* **GIVEN ENTRIES**
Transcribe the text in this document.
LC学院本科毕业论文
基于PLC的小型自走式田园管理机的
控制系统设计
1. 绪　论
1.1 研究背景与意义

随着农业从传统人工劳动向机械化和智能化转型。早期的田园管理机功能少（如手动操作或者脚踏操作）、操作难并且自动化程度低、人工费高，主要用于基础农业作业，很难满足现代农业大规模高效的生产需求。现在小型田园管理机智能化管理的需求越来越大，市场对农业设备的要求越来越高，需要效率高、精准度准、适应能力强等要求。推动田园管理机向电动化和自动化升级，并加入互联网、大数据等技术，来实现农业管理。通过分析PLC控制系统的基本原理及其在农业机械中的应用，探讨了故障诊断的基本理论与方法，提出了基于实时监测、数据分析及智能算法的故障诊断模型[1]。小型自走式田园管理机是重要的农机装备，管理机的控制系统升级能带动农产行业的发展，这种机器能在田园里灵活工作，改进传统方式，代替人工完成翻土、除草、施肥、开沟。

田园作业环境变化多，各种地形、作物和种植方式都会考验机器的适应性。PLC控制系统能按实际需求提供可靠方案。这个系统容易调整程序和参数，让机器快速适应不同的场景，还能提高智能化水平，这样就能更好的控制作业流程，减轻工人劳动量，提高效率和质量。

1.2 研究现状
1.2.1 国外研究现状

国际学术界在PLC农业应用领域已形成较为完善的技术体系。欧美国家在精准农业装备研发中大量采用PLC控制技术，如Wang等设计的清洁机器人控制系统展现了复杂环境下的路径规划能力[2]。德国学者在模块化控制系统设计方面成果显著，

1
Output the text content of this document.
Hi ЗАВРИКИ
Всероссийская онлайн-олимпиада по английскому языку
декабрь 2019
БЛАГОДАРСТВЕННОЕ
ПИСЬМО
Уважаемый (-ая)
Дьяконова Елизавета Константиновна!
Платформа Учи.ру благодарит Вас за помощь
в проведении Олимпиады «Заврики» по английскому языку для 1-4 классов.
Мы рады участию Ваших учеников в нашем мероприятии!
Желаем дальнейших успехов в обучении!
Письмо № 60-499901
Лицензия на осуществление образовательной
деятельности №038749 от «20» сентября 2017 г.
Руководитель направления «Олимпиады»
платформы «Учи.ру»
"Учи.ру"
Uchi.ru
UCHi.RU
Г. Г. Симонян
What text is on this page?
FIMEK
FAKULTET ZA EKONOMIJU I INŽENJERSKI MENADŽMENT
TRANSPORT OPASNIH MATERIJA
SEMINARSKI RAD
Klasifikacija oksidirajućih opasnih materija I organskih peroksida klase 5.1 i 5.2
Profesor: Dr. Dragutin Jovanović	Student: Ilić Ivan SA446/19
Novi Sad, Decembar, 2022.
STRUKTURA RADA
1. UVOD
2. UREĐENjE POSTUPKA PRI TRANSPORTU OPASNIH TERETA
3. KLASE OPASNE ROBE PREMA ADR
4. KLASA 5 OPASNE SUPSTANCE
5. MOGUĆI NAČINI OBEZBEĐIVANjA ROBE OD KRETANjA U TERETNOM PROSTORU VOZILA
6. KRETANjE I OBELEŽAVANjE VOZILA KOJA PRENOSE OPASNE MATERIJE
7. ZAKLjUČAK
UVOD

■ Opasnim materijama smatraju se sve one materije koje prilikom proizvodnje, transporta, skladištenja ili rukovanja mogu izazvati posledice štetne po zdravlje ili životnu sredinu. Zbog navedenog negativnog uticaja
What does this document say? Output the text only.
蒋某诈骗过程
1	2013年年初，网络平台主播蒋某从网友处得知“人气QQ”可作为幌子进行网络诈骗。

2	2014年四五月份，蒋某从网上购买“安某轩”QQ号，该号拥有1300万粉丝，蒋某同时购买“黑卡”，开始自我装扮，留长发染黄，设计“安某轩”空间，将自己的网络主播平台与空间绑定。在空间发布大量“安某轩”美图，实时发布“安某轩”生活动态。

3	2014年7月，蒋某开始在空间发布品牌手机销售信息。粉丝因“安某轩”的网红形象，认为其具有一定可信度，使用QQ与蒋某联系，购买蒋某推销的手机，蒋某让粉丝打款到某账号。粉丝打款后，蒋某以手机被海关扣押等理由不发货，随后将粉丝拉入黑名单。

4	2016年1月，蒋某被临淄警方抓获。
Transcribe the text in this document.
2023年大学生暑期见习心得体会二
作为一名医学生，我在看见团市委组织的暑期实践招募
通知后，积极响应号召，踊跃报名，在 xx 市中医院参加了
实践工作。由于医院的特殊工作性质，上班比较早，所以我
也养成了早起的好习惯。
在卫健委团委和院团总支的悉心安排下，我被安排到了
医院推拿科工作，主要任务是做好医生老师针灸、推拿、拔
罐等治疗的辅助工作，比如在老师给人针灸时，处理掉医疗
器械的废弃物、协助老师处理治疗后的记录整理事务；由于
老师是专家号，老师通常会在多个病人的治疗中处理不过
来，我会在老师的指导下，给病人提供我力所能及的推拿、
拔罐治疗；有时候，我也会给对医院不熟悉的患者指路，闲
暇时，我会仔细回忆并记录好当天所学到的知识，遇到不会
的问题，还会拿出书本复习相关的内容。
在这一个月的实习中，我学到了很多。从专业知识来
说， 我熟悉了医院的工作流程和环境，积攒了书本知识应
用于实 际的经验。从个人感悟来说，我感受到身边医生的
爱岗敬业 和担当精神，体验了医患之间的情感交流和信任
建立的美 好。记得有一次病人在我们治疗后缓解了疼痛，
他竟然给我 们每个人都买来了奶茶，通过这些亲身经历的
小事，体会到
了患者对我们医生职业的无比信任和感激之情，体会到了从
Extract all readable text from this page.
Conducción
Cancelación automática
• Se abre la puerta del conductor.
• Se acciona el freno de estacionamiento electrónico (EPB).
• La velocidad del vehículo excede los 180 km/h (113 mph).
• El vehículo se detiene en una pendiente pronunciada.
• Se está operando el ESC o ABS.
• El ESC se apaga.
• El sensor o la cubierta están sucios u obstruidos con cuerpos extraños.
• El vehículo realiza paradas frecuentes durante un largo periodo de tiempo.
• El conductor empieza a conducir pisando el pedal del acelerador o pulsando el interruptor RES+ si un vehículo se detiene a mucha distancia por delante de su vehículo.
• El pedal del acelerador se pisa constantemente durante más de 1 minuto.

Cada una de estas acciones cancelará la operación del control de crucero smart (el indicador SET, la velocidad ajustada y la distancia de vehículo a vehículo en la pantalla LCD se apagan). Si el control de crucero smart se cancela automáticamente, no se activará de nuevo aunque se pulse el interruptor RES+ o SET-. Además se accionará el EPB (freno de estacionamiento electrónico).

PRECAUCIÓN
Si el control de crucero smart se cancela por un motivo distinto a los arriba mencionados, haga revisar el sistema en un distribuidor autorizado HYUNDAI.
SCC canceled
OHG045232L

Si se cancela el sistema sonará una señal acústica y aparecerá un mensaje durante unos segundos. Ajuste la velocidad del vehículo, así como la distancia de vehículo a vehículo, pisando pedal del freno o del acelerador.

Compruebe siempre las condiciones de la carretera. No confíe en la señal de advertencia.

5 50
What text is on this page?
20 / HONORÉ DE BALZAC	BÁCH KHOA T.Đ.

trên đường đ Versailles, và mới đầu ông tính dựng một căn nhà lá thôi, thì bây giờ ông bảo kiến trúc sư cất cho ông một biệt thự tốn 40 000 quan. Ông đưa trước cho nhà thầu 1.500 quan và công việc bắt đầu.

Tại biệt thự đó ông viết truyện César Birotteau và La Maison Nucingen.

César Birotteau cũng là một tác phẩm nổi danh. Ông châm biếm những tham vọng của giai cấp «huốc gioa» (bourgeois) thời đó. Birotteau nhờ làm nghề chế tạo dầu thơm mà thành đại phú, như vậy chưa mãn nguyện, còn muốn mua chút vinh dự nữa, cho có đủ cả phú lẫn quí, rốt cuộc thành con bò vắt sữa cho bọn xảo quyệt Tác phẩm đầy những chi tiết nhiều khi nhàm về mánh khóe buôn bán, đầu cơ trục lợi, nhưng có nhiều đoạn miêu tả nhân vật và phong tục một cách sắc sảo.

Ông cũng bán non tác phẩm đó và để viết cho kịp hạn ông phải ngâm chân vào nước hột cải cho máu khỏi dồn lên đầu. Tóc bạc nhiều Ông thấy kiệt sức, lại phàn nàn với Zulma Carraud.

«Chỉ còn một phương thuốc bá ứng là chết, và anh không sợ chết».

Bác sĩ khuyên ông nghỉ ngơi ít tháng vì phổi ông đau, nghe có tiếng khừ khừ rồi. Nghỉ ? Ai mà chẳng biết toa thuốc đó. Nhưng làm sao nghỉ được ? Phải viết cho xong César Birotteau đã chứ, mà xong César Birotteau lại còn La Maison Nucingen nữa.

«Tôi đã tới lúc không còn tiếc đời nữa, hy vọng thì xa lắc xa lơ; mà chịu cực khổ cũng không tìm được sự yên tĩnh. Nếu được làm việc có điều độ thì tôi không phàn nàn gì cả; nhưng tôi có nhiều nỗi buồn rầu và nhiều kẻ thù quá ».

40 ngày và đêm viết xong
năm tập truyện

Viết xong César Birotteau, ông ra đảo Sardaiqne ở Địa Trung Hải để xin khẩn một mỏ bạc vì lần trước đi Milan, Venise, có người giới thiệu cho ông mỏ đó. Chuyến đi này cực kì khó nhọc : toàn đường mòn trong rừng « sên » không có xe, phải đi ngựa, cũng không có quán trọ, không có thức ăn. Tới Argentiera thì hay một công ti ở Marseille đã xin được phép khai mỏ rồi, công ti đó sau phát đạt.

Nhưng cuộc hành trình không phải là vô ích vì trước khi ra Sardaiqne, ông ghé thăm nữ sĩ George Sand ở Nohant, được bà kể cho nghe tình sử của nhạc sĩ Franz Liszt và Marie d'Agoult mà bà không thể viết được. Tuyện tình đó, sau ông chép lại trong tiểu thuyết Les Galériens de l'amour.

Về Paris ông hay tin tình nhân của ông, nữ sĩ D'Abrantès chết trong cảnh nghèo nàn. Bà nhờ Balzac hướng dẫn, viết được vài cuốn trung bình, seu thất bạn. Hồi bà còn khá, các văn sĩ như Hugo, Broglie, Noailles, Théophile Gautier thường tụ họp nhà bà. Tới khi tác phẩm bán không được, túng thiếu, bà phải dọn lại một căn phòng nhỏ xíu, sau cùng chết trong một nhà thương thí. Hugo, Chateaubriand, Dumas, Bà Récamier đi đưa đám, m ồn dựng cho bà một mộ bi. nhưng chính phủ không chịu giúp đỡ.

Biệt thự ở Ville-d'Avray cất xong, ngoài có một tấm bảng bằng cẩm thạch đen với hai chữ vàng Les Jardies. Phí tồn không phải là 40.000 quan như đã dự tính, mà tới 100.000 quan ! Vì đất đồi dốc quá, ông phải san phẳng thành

* **AIM**
From the entries above, extract every line where the word "durante" appears.

* **COMPLETED EXERCISE**
• El vehículo realiza paradas frecuentes durante un largo periodo de tiempo.
• El pedal del acelerador se pisa constantemente durante más de 1 minuto.
Si se cancela el sistema sonará una señal acústica y aparecerá un mensaje durante unos segundos. Ajuste la velocidad del vehículo, así como la distancia de vehículo a vehículo, pisando pedal del freno o del acelerador.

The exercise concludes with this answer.